Write out all of the records precisely. Skip anything that is a picture.

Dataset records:
.....
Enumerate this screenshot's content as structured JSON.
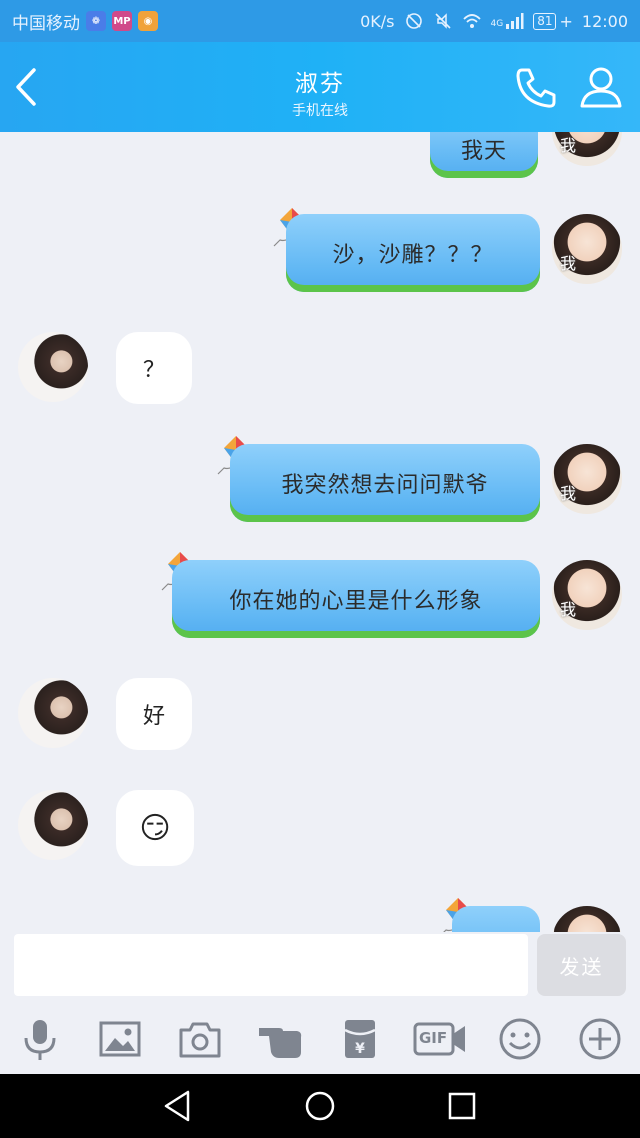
{
  "status_bar": {
    "carrier": "中国移动",
    "speed": "0K/s",
    "network": "4G",
    "battery": "81",
    "time": "12:00",
    "app_icons": [
      "baidu-paw-icon",
      "mp-app-icon",
      "weibo-icon"
    ]
  },
  "header": {
    "title": "淑芬",
    "subtitle": "手机在线"
  },
  "messages": [
    {
      "sender": "me",
      "text": "我天",
      "avatar_label": "我"
    },
    {
      "sender": "me",
      "text": "沙，沙雕？？？",
      "avatar_label": "我"
    },
    {
      "sender": "friend",
      "text": "？"
    },
    {
      "sender": "me",
      "text": "我突然想去问问默爷",
      "avatar_label": "我"
    },
    {
      "sender": "me",
      "text": "你在她的心里是什么形象",
      "avatar_label": "我"
    },
    {
      "sender": "friend",
      "text": "好"
    },
    {
      "sender": "friend",
      "text": "😏",
      "emoji_name": "smirk-emoji"
    },
    {
      "sender": "me",
      "text": "",
      "avatar_label": ""
    }
  ],
  "input": {
    "placeholder": "",
    "send_label": "发送"
  },
  "toolbar": {
    "items": [
      "microphone-icon",
      "image-icon",
      "camera-icon",
      "poke-hand-icon",
      "red-packet-icon",
      "gif-icon",
      "emoji-icon",
      "plus-icon"
    ],
    "gif_label": "GIF"
  },
  "colors": {
    "header": "#27a6f2",
    "bubble_me": "#62b8f4",
    "bubble_me_grass": "#5cc44a",
    "background": "#eef0f6",
    "send_disabled": "#dcdde2"
  }
}
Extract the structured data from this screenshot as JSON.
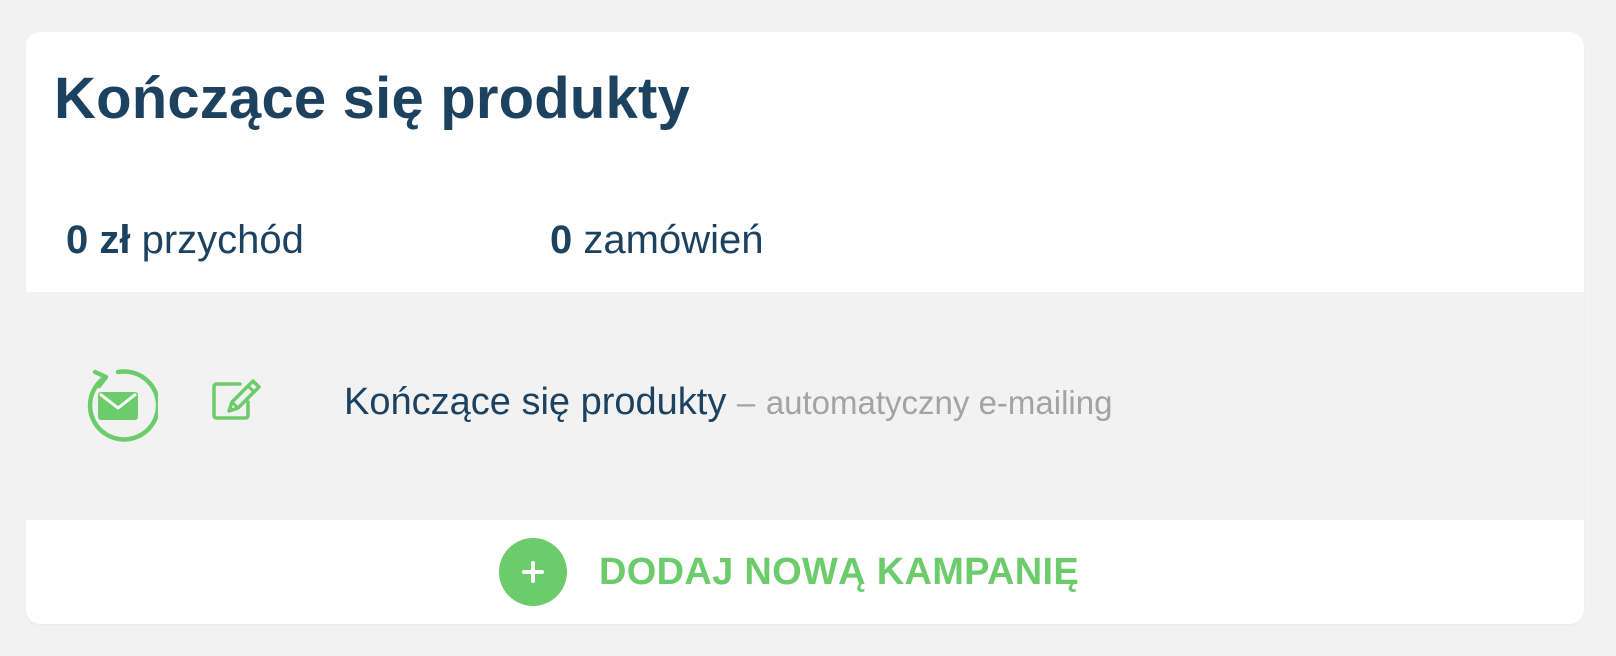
{
  "card": {
    "title": "Kończące się produkty"
  },
  "stats": {
    "revenue": {
      "value": "0 zł",
      "label": "przychód"
    },
    "orders": {
      "value": "0",
      "label": "zamówień"
    }
  },
  "campaign": {
    "name": "Kończące się produkty",
    "separator": "–",
    "type": "automatyczny e-mailing",
    "status_icon": "automatic-email-icon",
    "edit_icon": "edit-icon"
  },
  "actions": {
    "add_campaign_label": "DODAJ NOWĄ KAMPANIĘ",
    "add_icon": "plus-icon"
  },
  "colors": {
    "title": "#1c4260",
    "accent": "#6ccc6c",
    "muted_text": "#a3a3a3",
    "row_background": "#f2f2f2"
  }
}
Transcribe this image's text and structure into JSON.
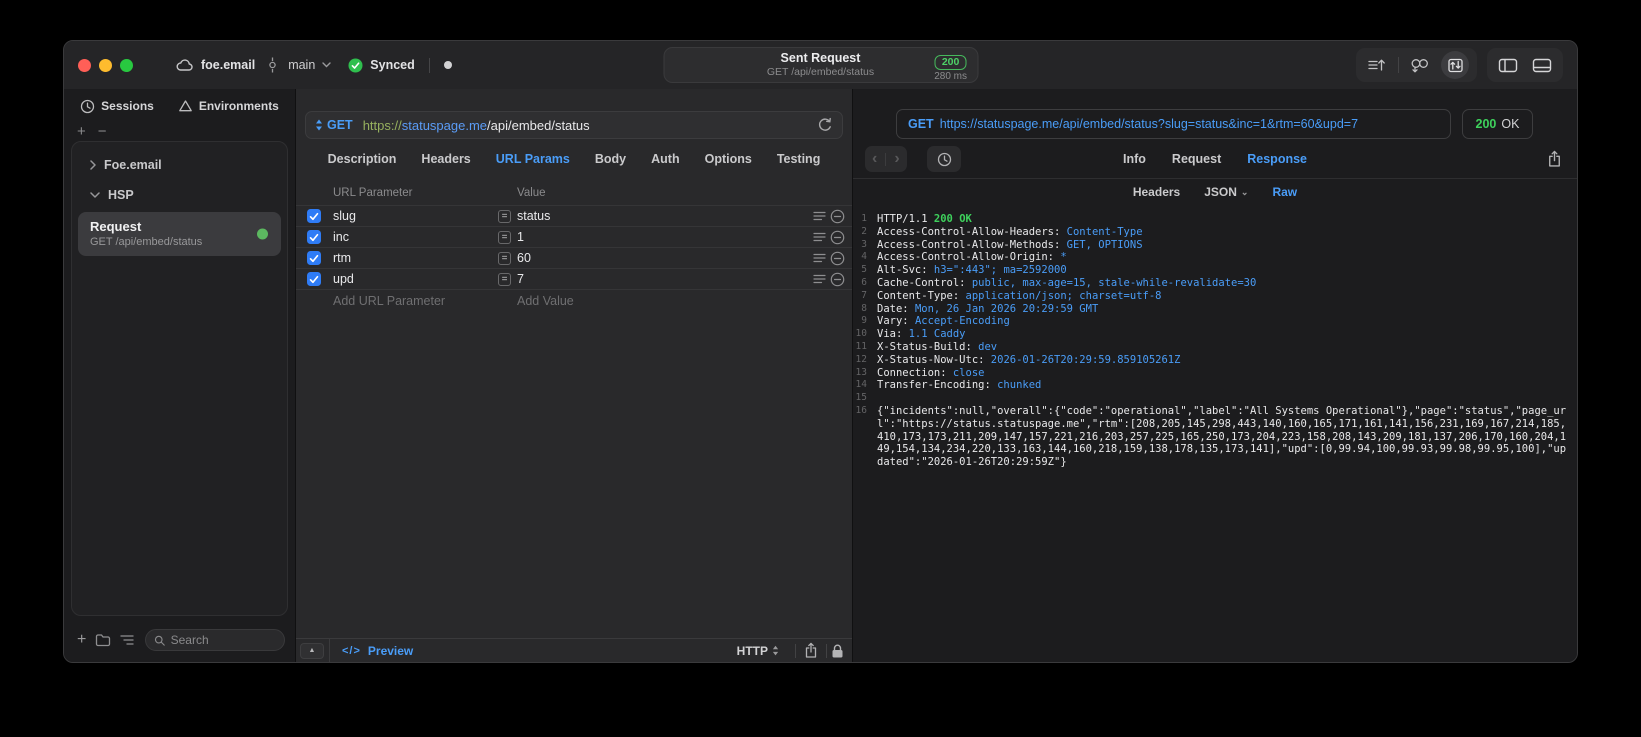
{
  "glyphs": {
    "plus": "+",
    "minus": "−",
    "collapse_up": "▲",
    "code": "</>",
    "back": "‹",
    "forward": "›",
    "caret_down": "⌄",
    "equals": "="
  },
  "titlebar": {
    "project": "foe.email",
    "branch": "main",
    "sync_status": "Synced",
    "request_title": "Sent Request",
    "request_subtitle": "GET /api/embed/status",
    "status_code": "200",
    "duration": "280 ms"
  },
  "sidebar": {
    "tabs": [
      {
        "label": "Sessions"
      },
      {
        "label": "Environments"
      }
    ],
    "tree": {
      "group1": "Foe.email",
      "group2": "HSP",
      "request_name": "Request",
      "request_method_path": "GET /api/embed/status"
    },
    "search_placeholder": "Search"
  },
  "request_pane": {
    "method": "GET",
    "url_scheme": "https://",
    "url_host": "statuspage.me",
    "url_path": "/api/embed/status",
    "tabs": [
      "Description",
      "Headers",
      "URL Params",
      "Body",
      "Auth",
      "Options",
      "Testing"
    ],
    "active_tab": "URL Params",
    "table": {
      "col_param": "URL Parameter",
      "col_value": "Value",
      "rows": [
        {
          "name": "slug",
          "value": "status"
        },
        {
          "name": "inc",
          "value": "1"
        },
        {
          "name": "rtm",
          "value": "60"
        },
        {
          "name": "upd",
          "value": "7"
        }
      ],
      "add_param_placeholder": "Add URL Parameter",
      "add_value_placeholder": "Add Value"
    },
    "footer": {
      "preview_label": "Preview",
      "protocol": "HTTP"
    }
  },
  "response_pane": {
    "method": "GET",
    "request_url": "https://statuspage.me/api/embed/status?slug=status&inc=1&rtm=60&upd=7",
    "status_code": "200",
    "status_text": "OK",
    "tabs": [
      "Info",
      "Request",
      "Response"
    ],
    "active_tab": "Response",
    "subtabs": [
      "Headers",
      "JSON",
      "Raw"
    ],
    "active_subtab": "Raw",
    "headers": [
      {
        "num": "1",
        "key": "HTTP/1.1 ",
        "val": "200 OK"
      },
      {
        "num": "2",
        "key": "Access-Control-Allow-Headers: ",
        "val": "Content-Type"
      },
      {
        "num": "3",
        "key": "Access-Control-Allow-Methods: ",
        "val": "GET, OPTIONS"
      },
      {
        "num": "4",
        "key": "Access-Control-Allow-Origin: ",
        "val": "*"
      },
      {
        "num": "5",
        "key": "Alt-Svc: ",
        "val": "h3=\":443\"; ma=2592000"
      },
      {
        "num": "6",
        "key": "Cache-Control: ",
        "val": "public, max-age=15, stale-while-revalidate=30"
      },
      {
        "num": "7",
        "key": "Content-Type: ",
        "val": "application/json; charset=utf-8"
      },
      {
        "num": "8",
        "key": "Date: ",
        "val": "Mon, 26 Jan 2026 20:29:59 GMT"
      },
      {
        "num": "9",
        "key": "Vary: ",
        "val": "Accept-Encoding"
      },
      {
        "num": "10",
        "key": "Via: ",
        "val": "1.1 Caddy"
      },
      {
        "num": "11",
        "key": "X-Status-Build: ",
        "val": "dev"
      },
      {
        "num": "12",
        "key": "X-Status-Now-Utc: ",
        "val": "2026-01-26T20:29:59.859105261Z"
      },
      {
        "num": "13",
        "key": "Connection: ",
        "val": "close"
      },
      {
        "num": "14",
        "key": "Transfer-Encoding: ",
        "val": "chunked"
      }
    ],
    "blank_line_num": "15",
    "body_line_num": "16",
    "body": "{\"incidents\":null,\"overall\":{\"code\":\"operational\",\"label\":\"All Systems Operational\"},\"page\":\"status\",\"page_url\":\"https://status.statuspage.me\",\"rtm\":[208,205,145,298,443,140,160,165,171,161,141,156,231,169,167,214,185,410,173,173,211,209,147,157,221,216,203,257,225,165,250,173,204,223,158,208,143,209,181,137,206,170,160,204,149,154,134,234,220,133,163,144,160,218,159,138,178,135,173,141],\"upd\":[0,99.94,100,99.93,99.98,99.95,100],\"updated\":\"2026-01-26T20:29:59Z\"}"
  },
  "colors": {
    "accent_blue": "#4a9df8",
    "status_green": "#3ed15c",
    "checkbox_blue": "#2f7cf6",
    "scheme_green": "#96b05e"
  }
}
.....
SOLUTION TO THIS TASK:
Enumerate this screenshot's content as structured JSON.
{
  "status_bar": {
    "carrier": "中国移动",
    "speed": "0K/s",
    "network": "4G",
    "battery": "81",
    "time": "12:00",
    "app_icons": [
      "baidu-paw-icon",
      "mp-app-icon",
      "weibo-icon"
    ]
  },
  "header": {
    "title": "淑芬",
    "subtitle": "手机在线"
  },
  "messages": [
    {
      "sender": "me",
      "text": "我天",
      "avatar_label": "我"
    },
    {
      "sender": "me",
      "text": "沙，沙雕？？？",
      "avatar_label": "我"
    },
    {
      "sender": "friend",
      "text": "？"
    },
    {
      "sender": "me",
      "text": "我突然想去问问默爷",
      "avatar_label": "我"
    },
    {
      "sender": "me",
      "text": "你在她的心里是什么形象",
      "avatar_label": "我"
    },
    {
      "sender": "friend",
      "text": "好"
    },
    {
      "sender": "friend",
      "text": "😏",
      "emoji_name": "smirk-emoji"
    },
    {
      "sender": "me",
      "text": "",
      "avatar_label": ""
    }
  ],
  "input": {
    "placeholder": "",
    "send_label": "发送"
  },
  "toolbar": {
    "items": [
      "microphone-icon",
      "image-icon",
      "camera-icon",
      "poke-hand-icon",
      "red-packet-icon",
      "gif-icon",
      "emoji-icon",
      "plus-icon"
    ],
    "gif_label": "GIF"
  },
  "colors": {
    "header": "#27a6f2",
    "bubble_me": "#62b8f4",
    "bubble_me_grass": "#5cc44a",
    "background": "#eef0f6",
    "send_disabled": "#dcdde2"
  }
}
Extract the structured data from this screenshot as JSON.
{
  "card": {
    "title": "Kończące się produkty"
  },
  "stats": {
    "revenue": {
      "value": "0 zł",
      "label": "przychód"
    },
    "orders": {
      "value": "0",
      "label": "zamówień"
    }
  },
  "campaign": {
    "name": "Kończące się produkty",
    "separator": "–",
    "type": "automatyczny e-mailing",
    "status_icon": "automatic-email-icon",
    "edit_icon": "edit-icon"
  },
  "actions": {
    "add_campaign_label": "DODAJ NOWĄ KAMPANIĘ",
    "add_icon": "plus-icon"
  },
  "colors": {
    "title": "#1c4260",
    "accent": "#6ccc6c",
    "muted_text": "#a3a3a3",
    "row_background": "#f2f2f2"
  }
}
Transcribe this image's text and structure into JSON.
{
  "glyphs": {
    "plus": "+",
    "minus": "−",
    "collapse_up": "▲",
    "code": "</>",
    "back": "‹",
    "forward": "›",
    "caret_down": "⌄",
    "equals": "="
  },
  "titlebar": {
    "project": "foe.email",
    "branch": "main",
    "sync_status": "Synced",
    "request_title": "Sent Request",
    "request_subtitle": "GET /api/embed/status",
    "status_code": "200",
    "duration": "280 ms"
  },
  "sidebar": {
    "tabs": [
      {
        "label": "Sessions"
      },
      {
        "label": "Environments"
      }
    ],
    "tree": {
      "group1": "Foe.email",
      "group2": "HSP",
      "request_name": "Request",
      "request_method_path": "GET /api/embed/status"
    },
    "search_placeholder": "Search"
  },
  "request_pane": {
    "method": "GET",
    "url_scheme": "https://",
    "url_host": "statuspage.me",
    "url_path": "/api/embed/status",
    "tabs": [
      "Description",
      "Headers",
      "URL Params",
      "Body",
      "Auth",
      "Options",
      "Testing"
    ],
    "active_tab": "URL Params",
    "table": {
      "col_param": "URL Parameter",
      "col_value": "Value",
      "rows": [
        {
          "name": "slug",
          "value": "status"
        },
        {
          "name": "inc",
          "value": "1"
        },
        {
          "name": "rtm",
          "value": "60"
        },
        {
          "name": "upd",
          "value": "7"
        }
      ],
      "add_param_placeholder": "Add URL Parameter",
      "add_value_placeholder": "Add Value"
    },
    "footer": {
      "preview_label": "Preview",
      "protocol": "HTTP"
    }
  },
  "response_pane": {
    "method": "GET",
    "request_url": "https://statuspage.me/api/embed/status?slug=status&inc=1&rtm=60&upd=7",
    "status_code": "200",
    "status_text": "OK",
    "tabs": [
      "Info",
      "Request",
      "Response"
    ],
    "active_tab": "Response",
    "subtabs": [
      "Headers",
      "JSON",
      "Raw"
    ],
    "active_subtab": "Raw",
    "headers": [
      {
        "num": "1",
        "key": "HTTP/1.1 ",
        "val": "200 OK"
      },
      {
        "num": "2",
        "key": "Access-Control-Allow-Headers: ",
        "val": "Content-Type"
      },
      {
        "num": "3",
        "key": "Access-Control-Allow-Methods: ",
        "val": "GET, OPTIONS"
      },
      {
        "num": "4",
        "key": "Access-Control-Allow-Origin: ",
        "val": "*"
      },
      {
        "num": "5",
        "key": "Alt-Svc: ",
        "val": "h3=\":443\"; ma=2592000"
      },
      {
        "num": "6",
        "key": "Cache-Control: ",
        "val": "public, max-age=15, stale-while-revalidate=30"
      },
      {
        "num": "7",
        "key": "Content-Type: ",
        "val": "application/json; charset=utf-8"
      },
      {
        "num": "8",
        "key": "Date: ",
        "val": "Mon, 26 Jan 2026 20:29:59 GMT"
      },
      {
        "num": "9",
        "key": "Vary: ",
        "val": "Accept-Encoding"
      },
      {
        "num": "10",
        "key": "Via: ",
        "val": "1.1 Caddy"
      },
      {
        "num": "11",
        "key": "X-Status-Build: ",
        "val": "dev"
      },
      {
        "num": "12",
        "key": "X-Status-Now-Utc: ",
        "val": "2026-01-26T20:29:59.859105261Z"
      },
      {
        "num": "13",
        "key": "Connection: ",
        "val": "close"
      },
      {
        "num": "14",
        "key": "Transfer-Encoding: ",
        "val": "chunked"
      }
    ],
    "blank_line_num": "15",
    "body_line_num": "16",
    "body": "{\"incidents\":null,\"overall\":{\"code\":\"operational\",\"label\":\"All Systems Operational\"},\"page\":\"status\",\"page_url\":\"https://status.statuspage.me\",\"rtm\":[208,205,145,298,443,140,160,165,171,161,141,156,231,169,167,214,185,410,173,173,211,209,147,157,221,216,203,257,225,165,250,173,204,223,158,208,143,209,181,137,206,170,160,204,149,154,134,234,220,133,163,144,160,218,159,138,178,135,173,141],\"upd\":[0,99.94,100,99.93,99.98,99.95,100],\"updated\":\"2026-01-26T20:29:59Z\"}"
  },
  "colors": {
    "accent_blue": "#4a9df8",
    "status_green": "#3ed15c",
    "checkbox_blue": "#2f7cf6",
    "scheme_green": "#96b05e"
  }
}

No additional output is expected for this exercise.